(Data entries)
^^^^^^^^

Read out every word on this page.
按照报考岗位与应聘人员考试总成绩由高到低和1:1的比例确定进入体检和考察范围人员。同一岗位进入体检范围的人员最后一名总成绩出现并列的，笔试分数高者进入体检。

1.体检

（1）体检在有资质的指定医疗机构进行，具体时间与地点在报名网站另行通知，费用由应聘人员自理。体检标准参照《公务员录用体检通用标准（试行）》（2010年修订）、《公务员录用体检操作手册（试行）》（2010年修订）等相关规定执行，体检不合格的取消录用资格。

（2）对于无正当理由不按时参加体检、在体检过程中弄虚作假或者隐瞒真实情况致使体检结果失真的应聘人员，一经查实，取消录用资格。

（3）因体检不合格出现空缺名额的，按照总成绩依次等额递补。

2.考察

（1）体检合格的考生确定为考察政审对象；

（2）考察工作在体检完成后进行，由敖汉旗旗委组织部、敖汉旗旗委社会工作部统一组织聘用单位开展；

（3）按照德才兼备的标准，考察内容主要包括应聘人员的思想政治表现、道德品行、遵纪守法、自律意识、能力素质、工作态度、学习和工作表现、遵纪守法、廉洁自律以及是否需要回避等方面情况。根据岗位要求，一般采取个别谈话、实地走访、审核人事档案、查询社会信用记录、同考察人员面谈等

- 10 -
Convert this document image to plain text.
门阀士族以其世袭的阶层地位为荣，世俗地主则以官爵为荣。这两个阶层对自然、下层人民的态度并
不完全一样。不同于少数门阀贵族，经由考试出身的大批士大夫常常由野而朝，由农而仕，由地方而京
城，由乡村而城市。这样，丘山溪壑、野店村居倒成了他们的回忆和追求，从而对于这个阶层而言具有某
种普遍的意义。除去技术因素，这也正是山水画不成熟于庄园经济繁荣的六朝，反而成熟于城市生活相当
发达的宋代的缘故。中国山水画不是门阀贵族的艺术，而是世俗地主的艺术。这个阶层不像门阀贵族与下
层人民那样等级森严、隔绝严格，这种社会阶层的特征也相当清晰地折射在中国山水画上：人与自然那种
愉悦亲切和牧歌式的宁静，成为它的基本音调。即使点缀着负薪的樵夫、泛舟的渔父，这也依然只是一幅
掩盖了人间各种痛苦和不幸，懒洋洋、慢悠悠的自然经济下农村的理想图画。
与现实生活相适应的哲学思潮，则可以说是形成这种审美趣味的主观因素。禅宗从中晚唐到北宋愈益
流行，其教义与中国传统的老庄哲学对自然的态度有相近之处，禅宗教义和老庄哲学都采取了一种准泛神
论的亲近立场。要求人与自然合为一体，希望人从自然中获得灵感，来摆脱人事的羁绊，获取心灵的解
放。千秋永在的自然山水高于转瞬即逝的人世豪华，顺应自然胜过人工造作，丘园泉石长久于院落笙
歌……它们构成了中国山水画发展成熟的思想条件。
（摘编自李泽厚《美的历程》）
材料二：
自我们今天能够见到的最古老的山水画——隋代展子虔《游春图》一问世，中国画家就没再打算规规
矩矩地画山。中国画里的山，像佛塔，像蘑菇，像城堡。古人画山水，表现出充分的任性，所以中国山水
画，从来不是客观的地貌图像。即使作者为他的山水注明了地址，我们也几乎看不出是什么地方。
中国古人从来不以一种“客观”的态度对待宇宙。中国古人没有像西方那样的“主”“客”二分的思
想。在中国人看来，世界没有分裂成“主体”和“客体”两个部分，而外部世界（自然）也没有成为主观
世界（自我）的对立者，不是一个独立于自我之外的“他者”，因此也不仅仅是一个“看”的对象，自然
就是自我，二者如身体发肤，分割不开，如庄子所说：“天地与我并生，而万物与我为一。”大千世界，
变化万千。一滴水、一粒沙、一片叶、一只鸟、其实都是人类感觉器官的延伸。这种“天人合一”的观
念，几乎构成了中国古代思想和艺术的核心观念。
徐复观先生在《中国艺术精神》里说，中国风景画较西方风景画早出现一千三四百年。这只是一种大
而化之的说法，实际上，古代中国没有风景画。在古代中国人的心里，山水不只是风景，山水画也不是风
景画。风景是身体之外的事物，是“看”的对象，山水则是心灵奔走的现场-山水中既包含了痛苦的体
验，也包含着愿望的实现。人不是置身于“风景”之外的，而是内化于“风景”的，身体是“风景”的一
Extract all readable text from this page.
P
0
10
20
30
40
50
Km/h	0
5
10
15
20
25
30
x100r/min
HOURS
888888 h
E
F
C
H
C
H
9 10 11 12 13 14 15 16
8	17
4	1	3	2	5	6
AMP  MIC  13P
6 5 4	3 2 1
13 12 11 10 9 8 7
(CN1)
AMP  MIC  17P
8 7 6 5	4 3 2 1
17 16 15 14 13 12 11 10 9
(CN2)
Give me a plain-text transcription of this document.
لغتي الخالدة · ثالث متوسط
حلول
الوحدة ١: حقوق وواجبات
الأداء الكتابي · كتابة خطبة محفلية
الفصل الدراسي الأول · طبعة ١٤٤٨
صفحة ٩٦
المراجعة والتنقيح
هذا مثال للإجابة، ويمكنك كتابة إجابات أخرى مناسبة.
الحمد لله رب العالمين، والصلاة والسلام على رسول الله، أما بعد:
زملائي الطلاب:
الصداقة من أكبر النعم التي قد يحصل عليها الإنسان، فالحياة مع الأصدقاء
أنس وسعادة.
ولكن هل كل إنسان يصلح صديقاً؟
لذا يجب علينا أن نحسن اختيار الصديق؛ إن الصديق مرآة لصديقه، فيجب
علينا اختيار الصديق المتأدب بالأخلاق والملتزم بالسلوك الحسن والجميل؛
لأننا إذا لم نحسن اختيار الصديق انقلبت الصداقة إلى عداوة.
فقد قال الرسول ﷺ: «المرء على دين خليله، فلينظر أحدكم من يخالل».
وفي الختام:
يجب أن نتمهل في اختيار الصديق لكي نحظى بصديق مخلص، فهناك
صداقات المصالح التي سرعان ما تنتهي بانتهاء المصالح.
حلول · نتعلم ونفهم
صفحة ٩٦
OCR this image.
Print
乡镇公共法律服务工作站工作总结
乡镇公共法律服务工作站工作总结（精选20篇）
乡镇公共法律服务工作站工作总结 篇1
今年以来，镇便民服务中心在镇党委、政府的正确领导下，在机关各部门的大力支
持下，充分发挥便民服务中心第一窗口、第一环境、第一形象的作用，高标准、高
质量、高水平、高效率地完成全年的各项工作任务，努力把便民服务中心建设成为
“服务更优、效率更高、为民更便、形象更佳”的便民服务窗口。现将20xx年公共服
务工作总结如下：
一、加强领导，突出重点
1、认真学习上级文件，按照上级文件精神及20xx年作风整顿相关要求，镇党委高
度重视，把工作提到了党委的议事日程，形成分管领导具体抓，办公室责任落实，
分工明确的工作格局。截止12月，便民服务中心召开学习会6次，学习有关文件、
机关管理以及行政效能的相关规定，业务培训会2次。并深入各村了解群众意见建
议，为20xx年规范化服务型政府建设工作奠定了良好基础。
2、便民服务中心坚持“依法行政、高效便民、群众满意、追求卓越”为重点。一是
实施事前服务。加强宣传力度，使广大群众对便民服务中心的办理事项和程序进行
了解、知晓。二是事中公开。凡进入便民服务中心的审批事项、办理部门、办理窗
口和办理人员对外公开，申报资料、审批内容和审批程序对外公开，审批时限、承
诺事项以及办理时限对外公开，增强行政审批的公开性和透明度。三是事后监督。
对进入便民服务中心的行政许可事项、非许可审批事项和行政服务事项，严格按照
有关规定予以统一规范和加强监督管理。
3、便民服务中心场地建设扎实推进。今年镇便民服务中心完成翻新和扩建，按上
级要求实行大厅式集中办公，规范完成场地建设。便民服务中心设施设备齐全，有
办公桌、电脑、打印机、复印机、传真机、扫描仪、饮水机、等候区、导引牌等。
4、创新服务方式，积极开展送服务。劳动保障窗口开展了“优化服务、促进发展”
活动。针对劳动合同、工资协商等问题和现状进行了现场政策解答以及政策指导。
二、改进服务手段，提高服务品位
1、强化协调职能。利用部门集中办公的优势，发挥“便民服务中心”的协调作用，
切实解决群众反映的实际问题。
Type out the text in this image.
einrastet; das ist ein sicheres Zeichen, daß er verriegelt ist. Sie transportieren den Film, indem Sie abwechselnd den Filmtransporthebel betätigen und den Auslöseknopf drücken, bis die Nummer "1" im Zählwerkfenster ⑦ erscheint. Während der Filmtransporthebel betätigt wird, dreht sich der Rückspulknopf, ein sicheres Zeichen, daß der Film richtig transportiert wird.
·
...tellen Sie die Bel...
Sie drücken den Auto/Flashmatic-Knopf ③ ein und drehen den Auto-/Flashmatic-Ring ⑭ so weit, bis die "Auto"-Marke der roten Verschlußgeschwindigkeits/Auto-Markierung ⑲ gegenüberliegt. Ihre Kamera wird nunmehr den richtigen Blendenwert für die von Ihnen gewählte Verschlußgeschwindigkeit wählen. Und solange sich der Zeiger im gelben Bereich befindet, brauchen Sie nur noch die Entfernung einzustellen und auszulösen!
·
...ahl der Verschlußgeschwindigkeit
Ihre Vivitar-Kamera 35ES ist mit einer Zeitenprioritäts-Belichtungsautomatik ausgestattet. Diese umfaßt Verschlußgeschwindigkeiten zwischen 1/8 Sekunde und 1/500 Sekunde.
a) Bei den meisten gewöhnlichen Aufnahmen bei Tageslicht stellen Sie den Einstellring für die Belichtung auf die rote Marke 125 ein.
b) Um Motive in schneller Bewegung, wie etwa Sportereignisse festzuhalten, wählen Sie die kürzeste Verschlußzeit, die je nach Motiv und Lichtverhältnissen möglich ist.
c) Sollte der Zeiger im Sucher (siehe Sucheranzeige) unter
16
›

^^^^^^^^

Select all lines with the word "الصديق" from the entries above.

__Expected answer__.
لذا يجب علينا أن نحسن اختيار الصديق؛ إن الصديق مرآة لصديقه، فيجب
علينا اختيار الصديق المتأدب بالأخلاق والملتزم بالسلوك الحسن والجميل؛
لأننا إذا لم نحسن اختيار الصديق انقلبت الصداقة إلى عداوة.
يجب أن نتمهل في اختيار الصديق لكي نحظى بصديق مخلص، فهناك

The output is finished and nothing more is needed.